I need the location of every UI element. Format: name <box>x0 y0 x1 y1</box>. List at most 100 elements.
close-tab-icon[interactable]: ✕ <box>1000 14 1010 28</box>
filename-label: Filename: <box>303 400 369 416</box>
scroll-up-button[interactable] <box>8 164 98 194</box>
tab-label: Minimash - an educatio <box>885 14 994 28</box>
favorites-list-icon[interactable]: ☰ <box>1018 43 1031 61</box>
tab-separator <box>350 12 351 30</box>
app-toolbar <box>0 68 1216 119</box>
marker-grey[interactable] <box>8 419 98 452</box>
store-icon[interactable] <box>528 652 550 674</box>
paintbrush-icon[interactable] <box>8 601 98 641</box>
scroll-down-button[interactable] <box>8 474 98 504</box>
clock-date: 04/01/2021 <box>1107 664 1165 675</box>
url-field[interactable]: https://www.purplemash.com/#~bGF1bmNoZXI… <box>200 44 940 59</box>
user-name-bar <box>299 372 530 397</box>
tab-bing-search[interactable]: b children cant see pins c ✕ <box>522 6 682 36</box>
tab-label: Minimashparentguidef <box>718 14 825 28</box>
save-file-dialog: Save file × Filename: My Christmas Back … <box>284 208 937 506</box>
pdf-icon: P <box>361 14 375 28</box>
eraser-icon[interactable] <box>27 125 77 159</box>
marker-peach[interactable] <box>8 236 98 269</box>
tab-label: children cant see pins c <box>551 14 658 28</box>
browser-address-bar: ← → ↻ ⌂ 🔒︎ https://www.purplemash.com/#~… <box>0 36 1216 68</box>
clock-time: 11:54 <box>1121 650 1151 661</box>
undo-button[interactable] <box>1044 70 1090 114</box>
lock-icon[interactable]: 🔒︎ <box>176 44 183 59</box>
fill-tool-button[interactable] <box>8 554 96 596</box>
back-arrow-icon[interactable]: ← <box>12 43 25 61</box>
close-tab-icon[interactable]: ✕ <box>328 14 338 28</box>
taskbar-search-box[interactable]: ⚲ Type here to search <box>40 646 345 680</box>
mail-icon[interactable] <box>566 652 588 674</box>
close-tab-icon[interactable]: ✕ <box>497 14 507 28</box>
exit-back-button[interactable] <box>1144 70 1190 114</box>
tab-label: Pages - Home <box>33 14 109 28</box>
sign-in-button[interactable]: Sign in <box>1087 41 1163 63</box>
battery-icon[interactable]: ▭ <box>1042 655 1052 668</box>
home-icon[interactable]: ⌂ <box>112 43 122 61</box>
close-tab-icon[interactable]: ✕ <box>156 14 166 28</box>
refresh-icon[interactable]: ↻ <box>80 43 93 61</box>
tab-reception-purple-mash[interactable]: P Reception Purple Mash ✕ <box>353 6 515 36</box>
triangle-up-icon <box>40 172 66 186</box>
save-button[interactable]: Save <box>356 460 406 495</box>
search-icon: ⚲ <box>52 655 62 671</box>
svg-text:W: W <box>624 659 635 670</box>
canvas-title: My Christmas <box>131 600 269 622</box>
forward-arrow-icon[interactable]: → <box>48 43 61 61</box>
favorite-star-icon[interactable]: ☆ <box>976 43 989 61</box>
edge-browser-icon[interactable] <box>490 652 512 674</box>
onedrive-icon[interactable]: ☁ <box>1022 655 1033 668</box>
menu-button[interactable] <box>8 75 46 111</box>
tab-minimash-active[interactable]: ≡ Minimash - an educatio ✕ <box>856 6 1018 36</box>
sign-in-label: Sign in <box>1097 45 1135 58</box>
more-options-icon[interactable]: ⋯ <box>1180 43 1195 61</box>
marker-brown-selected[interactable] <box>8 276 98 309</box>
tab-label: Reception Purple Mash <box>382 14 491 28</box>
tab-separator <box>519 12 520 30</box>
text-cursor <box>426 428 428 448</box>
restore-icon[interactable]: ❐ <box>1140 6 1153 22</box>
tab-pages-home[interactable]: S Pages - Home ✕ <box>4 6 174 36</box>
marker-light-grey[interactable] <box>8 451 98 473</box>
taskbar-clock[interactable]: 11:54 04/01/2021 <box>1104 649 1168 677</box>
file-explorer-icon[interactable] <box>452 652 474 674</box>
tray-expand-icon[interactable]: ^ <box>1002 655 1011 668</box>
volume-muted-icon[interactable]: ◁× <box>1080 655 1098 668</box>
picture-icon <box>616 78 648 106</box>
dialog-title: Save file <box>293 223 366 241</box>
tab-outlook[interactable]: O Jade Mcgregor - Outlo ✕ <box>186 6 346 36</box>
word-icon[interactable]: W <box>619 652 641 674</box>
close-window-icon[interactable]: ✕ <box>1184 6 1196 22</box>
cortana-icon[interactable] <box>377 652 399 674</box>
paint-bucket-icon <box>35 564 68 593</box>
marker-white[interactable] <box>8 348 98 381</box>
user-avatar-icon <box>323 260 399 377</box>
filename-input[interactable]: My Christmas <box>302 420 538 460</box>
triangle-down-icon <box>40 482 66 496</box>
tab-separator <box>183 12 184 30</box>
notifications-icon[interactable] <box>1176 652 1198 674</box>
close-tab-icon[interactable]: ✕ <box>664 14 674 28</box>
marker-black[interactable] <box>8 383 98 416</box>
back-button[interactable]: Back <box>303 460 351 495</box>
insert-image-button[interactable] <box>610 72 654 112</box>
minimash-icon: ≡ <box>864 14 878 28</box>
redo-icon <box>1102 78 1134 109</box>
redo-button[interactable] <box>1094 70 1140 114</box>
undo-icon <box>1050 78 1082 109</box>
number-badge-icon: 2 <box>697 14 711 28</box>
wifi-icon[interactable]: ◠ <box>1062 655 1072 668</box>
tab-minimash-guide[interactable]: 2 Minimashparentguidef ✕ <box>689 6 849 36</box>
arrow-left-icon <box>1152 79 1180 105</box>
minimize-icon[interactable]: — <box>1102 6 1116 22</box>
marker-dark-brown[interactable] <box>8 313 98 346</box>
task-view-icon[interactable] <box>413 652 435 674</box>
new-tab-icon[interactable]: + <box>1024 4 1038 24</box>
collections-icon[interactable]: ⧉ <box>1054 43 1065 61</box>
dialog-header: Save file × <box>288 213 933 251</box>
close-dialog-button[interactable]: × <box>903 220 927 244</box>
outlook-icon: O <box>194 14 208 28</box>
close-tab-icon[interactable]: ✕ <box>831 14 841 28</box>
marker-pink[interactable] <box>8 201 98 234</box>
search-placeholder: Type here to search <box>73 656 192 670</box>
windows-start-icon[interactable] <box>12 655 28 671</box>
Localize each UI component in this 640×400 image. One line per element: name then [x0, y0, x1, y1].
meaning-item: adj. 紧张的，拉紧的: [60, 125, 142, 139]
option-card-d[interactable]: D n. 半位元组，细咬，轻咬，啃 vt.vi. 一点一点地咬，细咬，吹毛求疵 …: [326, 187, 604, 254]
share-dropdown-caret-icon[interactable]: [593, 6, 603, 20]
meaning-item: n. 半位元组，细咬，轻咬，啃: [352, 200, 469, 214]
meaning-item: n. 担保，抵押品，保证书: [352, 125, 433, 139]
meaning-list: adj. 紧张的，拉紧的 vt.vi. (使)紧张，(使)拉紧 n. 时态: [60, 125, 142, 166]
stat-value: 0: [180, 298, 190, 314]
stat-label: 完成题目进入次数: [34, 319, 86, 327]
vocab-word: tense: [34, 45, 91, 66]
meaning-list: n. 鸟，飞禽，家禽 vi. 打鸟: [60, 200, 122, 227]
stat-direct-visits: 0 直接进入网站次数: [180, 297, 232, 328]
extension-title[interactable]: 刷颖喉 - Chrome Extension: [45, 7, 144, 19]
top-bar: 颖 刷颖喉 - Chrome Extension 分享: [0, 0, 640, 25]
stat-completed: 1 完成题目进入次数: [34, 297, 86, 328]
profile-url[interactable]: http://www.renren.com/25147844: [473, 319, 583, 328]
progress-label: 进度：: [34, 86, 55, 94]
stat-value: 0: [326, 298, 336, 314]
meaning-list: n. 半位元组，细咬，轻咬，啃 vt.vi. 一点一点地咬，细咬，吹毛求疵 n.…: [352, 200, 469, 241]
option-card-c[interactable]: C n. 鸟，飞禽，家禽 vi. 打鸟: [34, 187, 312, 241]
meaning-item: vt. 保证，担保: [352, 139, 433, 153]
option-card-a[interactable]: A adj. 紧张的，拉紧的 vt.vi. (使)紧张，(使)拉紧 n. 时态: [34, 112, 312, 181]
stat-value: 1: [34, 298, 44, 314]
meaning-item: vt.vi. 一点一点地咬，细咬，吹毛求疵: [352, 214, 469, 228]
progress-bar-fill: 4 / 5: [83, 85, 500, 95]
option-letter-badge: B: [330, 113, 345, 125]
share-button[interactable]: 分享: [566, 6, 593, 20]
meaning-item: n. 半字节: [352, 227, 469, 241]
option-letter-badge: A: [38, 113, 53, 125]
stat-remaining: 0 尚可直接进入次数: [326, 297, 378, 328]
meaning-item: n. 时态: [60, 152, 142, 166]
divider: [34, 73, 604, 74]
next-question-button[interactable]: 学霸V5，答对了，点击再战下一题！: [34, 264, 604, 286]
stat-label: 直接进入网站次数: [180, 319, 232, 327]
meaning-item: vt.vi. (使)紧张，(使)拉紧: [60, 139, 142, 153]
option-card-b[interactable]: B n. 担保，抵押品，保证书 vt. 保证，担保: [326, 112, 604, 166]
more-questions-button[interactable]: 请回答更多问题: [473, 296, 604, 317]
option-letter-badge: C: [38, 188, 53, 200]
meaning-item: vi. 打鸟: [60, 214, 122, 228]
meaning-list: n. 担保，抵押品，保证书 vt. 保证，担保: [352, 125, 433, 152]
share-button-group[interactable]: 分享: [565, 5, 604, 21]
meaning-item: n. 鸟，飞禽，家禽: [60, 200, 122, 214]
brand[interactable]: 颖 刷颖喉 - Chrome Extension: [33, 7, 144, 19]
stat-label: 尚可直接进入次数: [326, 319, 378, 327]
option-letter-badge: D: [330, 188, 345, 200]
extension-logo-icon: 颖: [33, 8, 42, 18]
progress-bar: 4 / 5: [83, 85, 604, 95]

* * * *

◆ WHAT YOU HAVE TO DO:
Return every row above that contains the string "stat", matching its capitalization exactly.

◆ SOLVED EXERCISE:
stat-value: 0: [180, 298, 190, 314]
stat-label: 完成题目进入次数: [34, 319, 86, 327]
stat-direct-visits: 0 直接进入网站次数: [180, 297, 232, 328]
stat-completed: 1 完成题目进入次数: [34, 297, 86, 328]
stat-value: 0: [326, 298, 336, 314]
stat-value: 1: [34, 298, 44, 314]
stat-remaining: 0 尚可直接进入次数: [326, 297, 378, 328]
stat-label: 直接进入网站次数: [180, 319, 232, 327]
stat-label: 尚可直接进入次数: [326, 319, 378, 327]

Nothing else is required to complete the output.